▶ Stated problem
Gather up the lines with the word "screenshot" in them.

(Rows from a figure dataset)
-.-.-

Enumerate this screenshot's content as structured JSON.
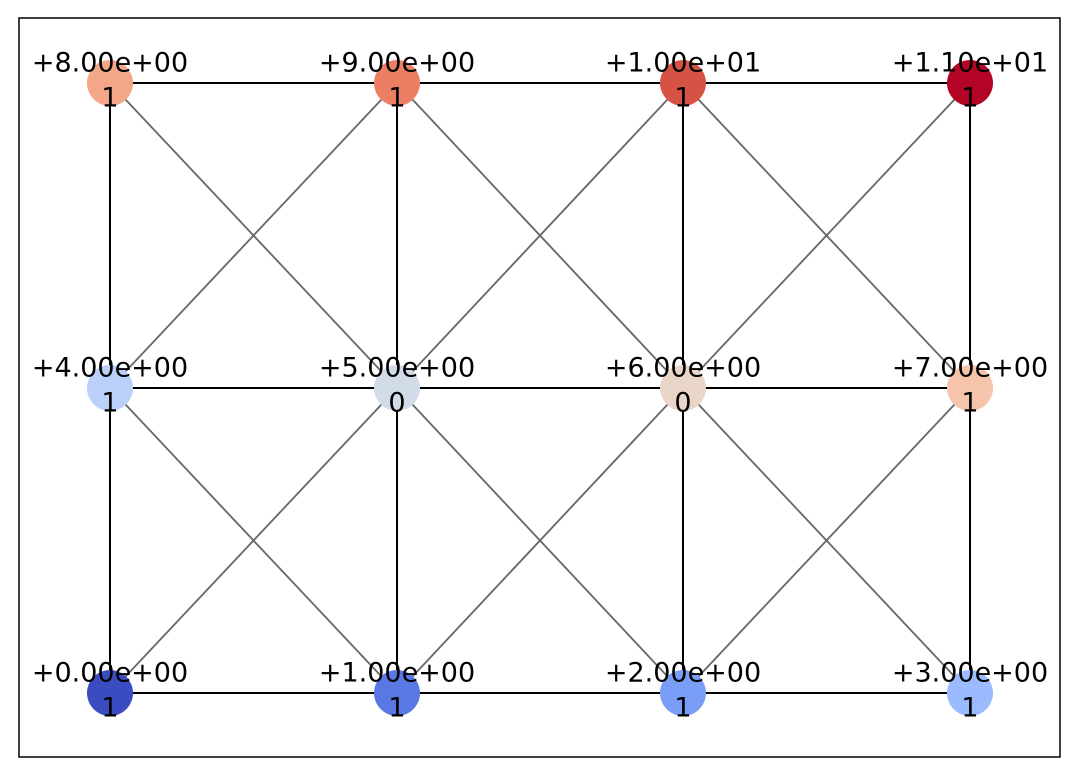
{
  "nodes": [
    {
      "label": "+0.00e+00",
      "tag": "1",
      "color": "#3b4cc0"
    },
    {
      "label": "+1.00e+00",
      "tag": "1",
      "color": "#5a78e4"
    },
    {
      "label": "+2.00e+00",
      "tag": "1",
      "color": "#7a9df8"
    },
    {
      "label": "+3.00e+00",
      "tag": "1",
      "color": "#9abbff"
    },
    {
      "label": "+4.00e+00",
      "tag": "1",
      "color": "#bad0f8"
    },
    {
      "label": "+5.00e+00",
      "tag": "0",
      "color": "#d2dbe8"
    },
    {
      "label": "+6.00e+00",
      "tag": "0",
      "color": "#ead5c9"
    },
    {
      "label": "+7.00e+00",
      "tag": "1",
      "color": "#f6c4aa"
    },
    {
      "label": "+8.00e+00",
      "tag": "1",
      "color": "#f4a688"
    },
    {
      "label": "+9.00e+00",
      "tag": "1",
      "color": "#ec7f63"
    },
    {
      "label": "+1.00e+01",
      "tag": "1",
      "color": "#d65244"
    },
    {
      "label": "+1.10e+01",
      "tag": "1",
      "color": "#b40426"
    }
  ]
}
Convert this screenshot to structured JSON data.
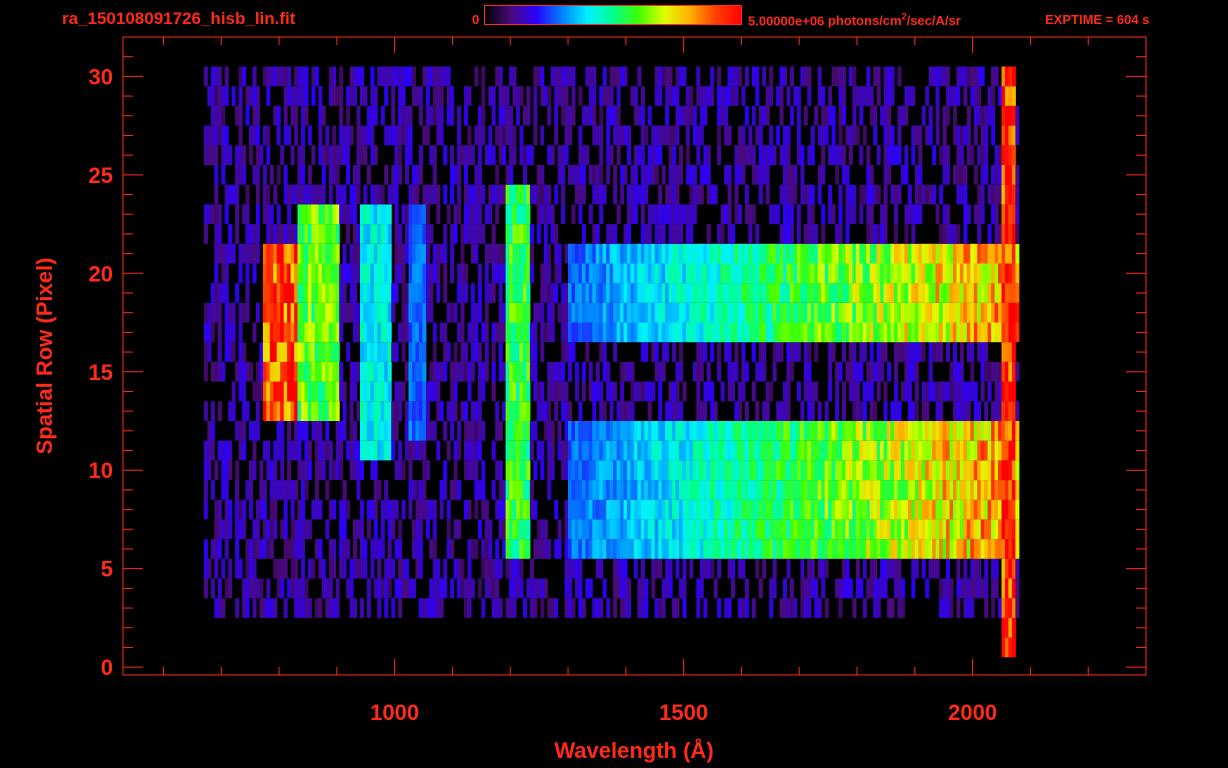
{
  "header": {
    "filename": "ra_150108091726_hisb_lin.fit",
    "colorbar_min": "0",
    "colorbar_max_value": "5.00000e+06",
    "colorbar_units_prefix": "photons/cm",
    "colorbar_units_exponent": "2",
    "colorbar_units_suffix": "/sec/A/sr",
    "exptime": "EXPTIME = 604 s"
  },
  "colors": {
    "axis": "#ff2a1a",
    "background": "#000000",
    "colormap": [
      "#000000",
      "#4a0a7a",
      "#2a00ff",
      "#0080ff",
      "#00f0ff",
      "#00ff90",
      "#40ff00",
      "#e0ff00",
      "#ffb000",
      "#ff4000",
      "#ff0000"
    ]
  },
  "chart_data": {
    "type": "heatmap",
    "title": "",
    "xlabel": "Wavelength (Å)",
    "ylabel": "Spatial Row (Pixel)",
    "xlim": [
      530,
      2300
    ],
    "ylim": [
      -0.4,
      32
    ],
    "xticks": [
      1000,
      1500,
      2000
    ],
    "yticks": [
      0,
      5,
      10,
      15,
      20,
      25,
      30
    ],
    "colorbar_range": [
      0,
      5000000
    ],
    "features": [
      {
        "name": "",
        "x": [
          770,
          830
        ],
        "rows": [
          13,
          21
        ],
        "level": 0.95
      },
      {
        "name": "",
        "x": [
          830,
          900
        ],
        "rows": [
          13,
          23
        ],
        "level": 0.65
      },
      {
        "name": "",
        "x": [
          940,
          990
        ],
        "rows": [
          11,
          23
        ],
        "level": 0.45
      },
      {
        "name": "",
        "x": [
          1020,
          1050
        ],
        "rows": [
          12,
          23
        ],
        "level": 0.3
      },
      {
        "name": "",
        "x": [
          1190,
          1230
        ],
        "rows": [
          6,
          24
        ],
        "level": 0.6
      },
      {
        "name": "",
        "x": [
          1300,
          2080
        ],
        "rows": [
          17,
          21
        ],
        "level_start": 0.3,
        "level_end": 0.9
      },
      {
        "name": "",
        "x": [
          1300,
          2080
        ],
        "rows": [
          6,
          12
        ],
        "level_start": 0.3,
        "level_end": 0.9
      },
      {
        "name": "",
        "x": [
          2050,
          2070
        ],
        "rows": [
          1,
          30
        ],
        "level": 1.0
      }
    ]
  }
}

-.-.-

▶ Answer to this exercise
Enumerate this screenshot's content as structured JSON.
Convert this screenshot to structured JSON data.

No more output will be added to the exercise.